Set exercise: Copy out each line of the data holding "焊接活接头".
#### Extracted records
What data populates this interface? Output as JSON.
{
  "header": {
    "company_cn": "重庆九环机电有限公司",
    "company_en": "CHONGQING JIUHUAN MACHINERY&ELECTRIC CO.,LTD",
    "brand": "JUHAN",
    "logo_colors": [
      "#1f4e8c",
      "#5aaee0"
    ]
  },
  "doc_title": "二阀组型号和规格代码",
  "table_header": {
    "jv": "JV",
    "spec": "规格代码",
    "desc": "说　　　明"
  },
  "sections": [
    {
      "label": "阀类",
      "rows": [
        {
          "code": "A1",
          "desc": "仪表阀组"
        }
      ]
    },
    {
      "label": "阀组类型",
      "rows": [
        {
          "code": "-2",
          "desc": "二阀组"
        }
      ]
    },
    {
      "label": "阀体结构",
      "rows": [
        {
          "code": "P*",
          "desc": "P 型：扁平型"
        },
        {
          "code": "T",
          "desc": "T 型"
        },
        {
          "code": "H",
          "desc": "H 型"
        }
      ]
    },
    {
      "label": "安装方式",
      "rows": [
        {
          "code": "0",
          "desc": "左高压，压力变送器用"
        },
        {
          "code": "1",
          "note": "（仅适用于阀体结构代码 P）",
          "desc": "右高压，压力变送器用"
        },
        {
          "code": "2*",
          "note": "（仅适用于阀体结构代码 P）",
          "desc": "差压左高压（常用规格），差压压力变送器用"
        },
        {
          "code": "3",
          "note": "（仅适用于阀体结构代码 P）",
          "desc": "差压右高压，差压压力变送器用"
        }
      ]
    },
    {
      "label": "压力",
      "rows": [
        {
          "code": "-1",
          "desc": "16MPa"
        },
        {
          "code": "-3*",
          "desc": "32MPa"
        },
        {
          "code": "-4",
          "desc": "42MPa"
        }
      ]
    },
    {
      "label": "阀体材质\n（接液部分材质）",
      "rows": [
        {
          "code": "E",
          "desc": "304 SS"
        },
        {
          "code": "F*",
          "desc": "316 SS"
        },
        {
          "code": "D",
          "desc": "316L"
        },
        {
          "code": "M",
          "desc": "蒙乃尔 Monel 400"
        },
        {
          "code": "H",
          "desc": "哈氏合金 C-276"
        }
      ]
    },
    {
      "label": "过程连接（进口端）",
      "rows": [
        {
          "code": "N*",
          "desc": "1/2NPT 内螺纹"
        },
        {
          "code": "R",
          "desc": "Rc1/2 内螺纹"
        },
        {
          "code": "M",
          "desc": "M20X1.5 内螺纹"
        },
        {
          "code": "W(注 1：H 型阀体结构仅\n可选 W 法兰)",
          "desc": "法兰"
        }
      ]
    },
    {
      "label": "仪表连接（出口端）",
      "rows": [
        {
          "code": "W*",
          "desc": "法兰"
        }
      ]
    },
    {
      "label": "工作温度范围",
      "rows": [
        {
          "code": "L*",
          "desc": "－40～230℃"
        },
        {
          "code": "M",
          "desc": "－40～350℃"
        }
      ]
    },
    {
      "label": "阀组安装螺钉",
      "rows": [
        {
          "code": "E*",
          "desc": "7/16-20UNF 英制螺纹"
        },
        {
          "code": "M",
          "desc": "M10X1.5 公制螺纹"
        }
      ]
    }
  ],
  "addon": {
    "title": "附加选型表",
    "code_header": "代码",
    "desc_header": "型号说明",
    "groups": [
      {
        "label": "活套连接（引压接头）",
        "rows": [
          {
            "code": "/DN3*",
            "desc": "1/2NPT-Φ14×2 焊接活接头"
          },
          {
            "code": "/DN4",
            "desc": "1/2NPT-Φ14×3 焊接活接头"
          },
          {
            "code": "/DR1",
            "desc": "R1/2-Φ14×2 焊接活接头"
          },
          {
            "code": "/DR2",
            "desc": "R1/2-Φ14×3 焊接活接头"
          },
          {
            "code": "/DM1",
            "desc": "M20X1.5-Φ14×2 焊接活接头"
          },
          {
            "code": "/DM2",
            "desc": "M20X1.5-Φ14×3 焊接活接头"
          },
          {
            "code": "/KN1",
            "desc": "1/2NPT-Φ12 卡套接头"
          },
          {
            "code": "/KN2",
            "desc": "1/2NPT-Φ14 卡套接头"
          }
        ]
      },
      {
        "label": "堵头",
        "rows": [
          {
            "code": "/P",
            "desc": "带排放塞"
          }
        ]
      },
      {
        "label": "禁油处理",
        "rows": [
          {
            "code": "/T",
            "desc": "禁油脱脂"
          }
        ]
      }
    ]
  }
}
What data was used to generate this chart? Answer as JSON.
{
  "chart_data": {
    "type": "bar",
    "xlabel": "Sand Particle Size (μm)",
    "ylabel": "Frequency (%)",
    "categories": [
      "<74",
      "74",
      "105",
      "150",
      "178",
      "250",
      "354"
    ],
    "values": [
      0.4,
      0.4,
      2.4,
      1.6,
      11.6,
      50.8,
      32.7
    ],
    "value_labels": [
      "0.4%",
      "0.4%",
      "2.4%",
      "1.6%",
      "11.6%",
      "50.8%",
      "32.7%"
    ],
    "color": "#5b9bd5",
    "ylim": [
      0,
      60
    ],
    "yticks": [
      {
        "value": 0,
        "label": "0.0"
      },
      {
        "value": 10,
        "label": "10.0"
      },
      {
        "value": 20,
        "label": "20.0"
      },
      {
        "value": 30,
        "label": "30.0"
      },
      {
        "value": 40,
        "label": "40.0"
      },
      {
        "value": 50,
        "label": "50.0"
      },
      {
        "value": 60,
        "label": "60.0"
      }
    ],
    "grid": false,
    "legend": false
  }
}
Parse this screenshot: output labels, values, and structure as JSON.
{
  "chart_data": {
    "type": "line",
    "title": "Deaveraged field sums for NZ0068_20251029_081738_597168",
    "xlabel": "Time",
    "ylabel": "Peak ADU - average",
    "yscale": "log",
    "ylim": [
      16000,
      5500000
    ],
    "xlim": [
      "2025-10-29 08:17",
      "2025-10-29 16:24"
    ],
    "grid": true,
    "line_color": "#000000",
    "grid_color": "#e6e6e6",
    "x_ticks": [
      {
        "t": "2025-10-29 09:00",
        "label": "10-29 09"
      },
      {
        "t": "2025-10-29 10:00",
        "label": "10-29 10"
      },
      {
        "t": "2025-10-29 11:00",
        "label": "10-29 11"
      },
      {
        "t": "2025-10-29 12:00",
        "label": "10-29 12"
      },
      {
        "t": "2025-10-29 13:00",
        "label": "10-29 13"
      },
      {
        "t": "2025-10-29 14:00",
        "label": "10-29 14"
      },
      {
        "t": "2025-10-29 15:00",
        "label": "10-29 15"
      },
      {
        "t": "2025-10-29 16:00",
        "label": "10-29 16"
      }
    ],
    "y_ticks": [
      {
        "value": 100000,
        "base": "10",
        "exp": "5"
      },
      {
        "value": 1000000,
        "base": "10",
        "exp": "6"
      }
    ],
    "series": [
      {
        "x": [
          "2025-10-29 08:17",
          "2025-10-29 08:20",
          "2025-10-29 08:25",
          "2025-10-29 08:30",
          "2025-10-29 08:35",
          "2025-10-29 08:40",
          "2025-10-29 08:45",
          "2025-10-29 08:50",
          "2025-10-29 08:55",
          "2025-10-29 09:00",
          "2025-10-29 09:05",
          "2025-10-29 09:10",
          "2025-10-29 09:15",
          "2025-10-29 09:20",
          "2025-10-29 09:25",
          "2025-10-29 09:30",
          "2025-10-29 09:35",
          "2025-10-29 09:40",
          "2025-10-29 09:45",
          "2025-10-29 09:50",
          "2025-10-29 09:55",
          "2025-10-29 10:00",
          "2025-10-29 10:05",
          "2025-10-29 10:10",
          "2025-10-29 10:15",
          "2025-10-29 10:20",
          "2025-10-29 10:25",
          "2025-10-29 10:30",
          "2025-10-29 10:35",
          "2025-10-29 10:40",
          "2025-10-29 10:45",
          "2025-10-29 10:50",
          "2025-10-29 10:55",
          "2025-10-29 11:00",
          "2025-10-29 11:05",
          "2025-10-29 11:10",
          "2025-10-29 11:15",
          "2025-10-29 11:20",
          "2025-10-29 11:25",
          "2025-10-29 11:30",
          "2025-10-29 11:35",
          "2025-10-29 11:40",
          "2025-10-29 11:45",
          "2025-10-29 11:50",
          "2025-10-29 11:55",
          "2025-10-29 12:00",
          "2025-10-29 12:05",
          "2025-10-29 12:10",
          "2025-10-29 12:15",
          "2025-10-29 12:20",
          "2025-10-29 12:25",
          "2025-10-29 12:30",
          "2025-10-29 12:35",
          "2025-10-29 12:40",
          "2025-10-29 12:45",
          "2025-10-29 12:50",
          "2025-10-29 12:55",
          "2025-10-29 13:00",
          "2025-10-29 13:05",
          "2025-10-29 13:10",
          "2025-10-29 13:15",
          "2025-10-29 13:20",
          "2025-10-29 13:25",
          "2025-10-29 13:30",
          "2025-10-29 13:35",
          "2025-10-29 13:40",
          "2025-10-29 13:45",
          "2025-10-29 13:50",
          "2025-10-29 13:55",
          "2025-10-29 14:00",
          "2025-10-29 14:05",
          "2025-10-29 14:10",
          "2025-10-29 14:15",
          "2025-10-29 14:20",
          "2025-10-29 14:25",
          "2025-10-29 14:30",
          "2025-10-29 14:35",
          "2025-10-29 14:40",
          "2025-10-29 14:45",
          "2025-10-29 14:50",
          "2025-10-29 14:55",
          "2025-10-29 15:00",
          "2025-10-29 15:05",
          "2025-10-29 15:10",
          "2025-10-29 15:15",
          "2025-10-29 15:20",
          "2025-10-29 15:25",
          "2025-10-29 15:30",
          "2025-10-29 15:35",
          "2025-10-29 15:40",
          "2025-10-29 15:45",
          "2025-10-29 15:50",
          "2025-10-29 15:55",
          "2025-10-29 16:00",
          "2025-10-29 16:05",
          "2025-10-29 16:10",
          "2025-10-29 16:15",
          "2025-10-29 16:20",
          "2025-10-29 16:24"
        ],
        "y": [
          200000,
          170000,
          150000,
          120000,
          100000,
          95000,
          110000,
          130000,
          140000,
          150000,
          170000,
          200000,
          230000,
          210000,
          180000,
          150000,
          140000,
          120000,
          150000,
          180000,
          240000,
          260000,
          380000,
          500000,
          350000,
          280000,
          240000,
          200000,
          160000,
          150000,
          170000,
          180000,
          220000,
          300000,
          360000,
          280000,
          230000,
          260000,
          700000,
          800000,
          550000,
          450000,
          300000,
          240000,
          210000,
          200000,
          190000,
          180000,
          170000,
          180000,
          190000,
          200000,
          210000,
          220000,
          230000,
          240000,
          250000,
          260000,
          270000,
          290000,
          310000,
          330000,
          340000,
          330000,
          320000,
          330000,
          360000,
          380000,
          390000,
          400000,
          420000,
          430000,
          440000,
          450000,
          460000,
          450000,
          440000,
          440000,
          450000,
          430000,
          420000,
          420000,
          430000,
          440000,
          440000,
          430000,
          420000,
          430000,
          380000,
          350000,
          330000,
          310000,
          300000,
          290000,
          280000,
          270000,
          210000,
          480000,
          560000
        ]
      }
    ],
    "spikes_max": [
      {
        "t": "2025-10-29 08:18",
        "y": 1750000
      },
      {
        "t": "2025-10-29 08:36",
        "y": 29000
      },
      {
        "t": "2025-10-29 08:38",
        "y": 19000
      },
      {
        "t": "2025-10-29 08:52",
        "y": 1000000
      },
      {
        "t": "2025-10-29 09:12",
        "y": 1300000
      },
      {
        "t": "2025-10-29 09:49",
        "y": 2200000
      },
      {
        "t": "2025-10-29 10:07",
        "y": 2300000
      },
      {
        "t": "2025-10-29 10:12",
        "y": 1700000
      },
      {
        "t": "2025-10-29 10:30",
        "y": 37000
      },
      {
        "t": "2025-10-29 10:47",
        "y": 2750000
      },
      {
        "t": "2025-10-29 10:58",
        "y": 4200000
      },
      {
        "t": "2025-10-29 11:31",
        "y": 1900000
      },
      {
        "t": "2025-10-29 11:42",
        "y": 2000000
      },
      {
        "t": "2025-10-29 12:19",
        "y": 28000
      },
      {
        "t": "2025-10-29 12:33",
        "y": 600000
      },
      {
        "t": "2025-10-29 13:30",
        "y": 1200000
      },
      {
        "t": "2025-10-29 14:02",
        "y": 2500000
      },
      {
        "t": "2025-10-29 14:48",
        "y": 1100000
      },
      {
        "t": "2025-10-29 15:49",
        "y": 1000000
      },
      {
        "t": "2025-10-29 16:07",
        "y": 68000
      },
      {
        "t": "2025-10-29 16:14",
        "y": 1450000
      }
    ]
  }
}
########
Written response:
            "desc": "1/2NPT-Φ14×2 焊接活接头"
            "desc": "1/2NPT-Φ14×3 焊接活接头"
            "desc": "R1/2-Φ14×2 焊接活接头"
            "desc": "R1/2-Φ14×3 焊接活接头"
            "desc": "M20X1.5-Φ14×2 焊接活接头"
            "desc": "M20X1.5-Φ14×3 焊接活接头"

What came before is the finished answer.